- ROWS:
* Begin *

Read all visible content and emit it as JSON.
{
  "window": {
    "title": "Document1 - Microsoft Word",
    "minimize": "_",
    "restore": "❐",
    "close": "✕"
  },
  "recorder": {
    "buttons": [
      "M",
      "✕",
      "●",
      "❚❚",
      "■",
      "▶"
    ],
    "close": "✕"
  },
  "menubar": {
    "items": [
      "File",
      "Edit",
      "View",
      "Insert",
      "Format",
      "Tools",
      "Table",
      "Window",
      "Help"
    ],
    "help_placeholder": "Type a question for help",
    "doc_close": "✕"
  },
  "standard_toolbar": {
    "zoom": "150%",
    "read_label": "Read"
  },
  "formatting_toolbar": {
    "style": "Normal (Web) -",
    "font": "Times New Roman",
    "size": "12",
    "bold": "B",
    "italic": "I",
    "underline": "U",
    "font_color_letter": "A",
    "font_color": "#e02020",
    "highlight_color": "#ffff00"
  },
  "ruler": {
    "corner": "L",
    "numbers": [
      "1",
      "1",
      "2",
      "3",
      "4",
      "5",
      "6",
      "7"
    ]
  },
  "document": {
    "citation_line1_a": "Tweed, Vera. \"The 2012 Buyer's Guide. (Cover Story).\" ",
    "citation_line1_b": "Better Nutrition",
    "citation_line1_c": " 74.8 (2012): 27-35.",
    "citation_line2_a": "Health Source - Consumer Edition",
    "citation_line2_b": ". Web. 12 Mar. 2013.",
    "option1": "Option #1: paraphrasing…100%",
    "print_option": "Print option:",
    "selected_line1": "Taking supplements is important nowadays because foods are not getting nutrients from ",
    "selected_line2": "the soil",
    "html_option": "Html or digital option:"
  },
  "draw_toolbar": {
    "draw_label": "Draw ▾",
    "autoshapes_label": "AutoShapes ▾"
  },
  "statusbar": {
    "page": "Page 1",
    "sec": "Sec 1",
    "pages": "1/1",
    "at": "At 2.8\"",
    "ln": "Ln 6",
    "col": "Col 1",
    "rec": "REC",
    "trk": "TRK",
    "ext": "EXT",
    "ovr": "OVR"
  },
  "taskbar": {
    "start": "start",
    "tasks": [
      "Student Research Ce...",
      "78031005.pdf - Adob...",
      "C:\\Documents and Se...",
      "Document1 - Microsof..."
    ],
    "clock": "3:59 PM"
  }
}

* End *

- REQUIREMENTS: Reproduce the full listing above, character for character.

- OUTPUT OF THE EXERCISE:
Read all visible content and emit it as JSON.
{
  "window": {
    "title": "Document1 - Microsoft Word",
    "minimize": "_",
    "restore": "❐",
    "close": "✕"
  },
  "recorder": {
    "buttons": [
      "M",
      "✕",
      "●",
      "❚❚",
      "■",
      "▶"
    ],
    "close": "✕"
  },
  "menubar": {
    "items": [
      "File",
      "Edit",
      "View",
      "Insert",
      "Format",
      "Tools",
      "Table",
      "Window",
      "Help"
    ],
    "help_placeholder": "Type a question for help",
    "doc_close": "✕"
  },
  "standard_toolbar": {
    "zoom": "150%",
    "read_label": "Read"
  },
  "formatting_toolbar": {
    "style": "Normal (Web) -",
    "font": "Times New Roman",
    "size": "12",
    "bold": "B",
    "italic": "I",
    "underline": "U",
    "font_color_letter": "A",
    "font_color": "#e02020",
    "highlight_color": "#ffff00"
  },
  "ruler": {
    "corner": "L",
    "numbers": [
      "1",
      "1",
      "2",
      "3",
      "4",
      "5",
      "6",
      "7"
    ]
  },
  "document": {
    "citation_line1_a": "Tweed, Vera. \"The 2012 Buyer's Guide. (Cover Story).\" ",
    "citation_line1_b": "Better Nutrition",
    "citation_line1_c": " 74.8 (2012): 27-35.",
    "citation_line2_a": "Health Source - Consumer Edition",
    "citation_line2_b": ". Web. 12 Mar. 2013.",
    "option1": "Option #1: paraphrasing…100%",
    "print_option": "Print option:",
    "selected_line1": "Taking supplements is important nowadays because foods are not getting nutrients from ",
    "selected_line2": "the soil",
    "html_option": "Html or digital option:"
  },
  "draw_toolbar": {
    "draw_label": "Draw ▾",
    "autoshapes_label": "AutoShapes ▾"
  },
  "statusbar": {
    "page": "Page 1",
    "sec": "Sec 1",
    "pages": "1/1",
    "at": "At 2.8\"",
    "ln": "Ln 6",
    "col": "Col 1",
    "rec": "REC",
    "trk": "TRK",
    "ext": "EXT",
    "ovr": "OVR"
  },
  "taskbar": {
    "start": "start",
    "tasks": [
      "Student Research Ce...",
      "78031005.pdf - Adob...",
      "C:\\Documents and Se...",
      "Document1 - Microsof..."
    ],
    "clock": "3:59 PM"
  }
}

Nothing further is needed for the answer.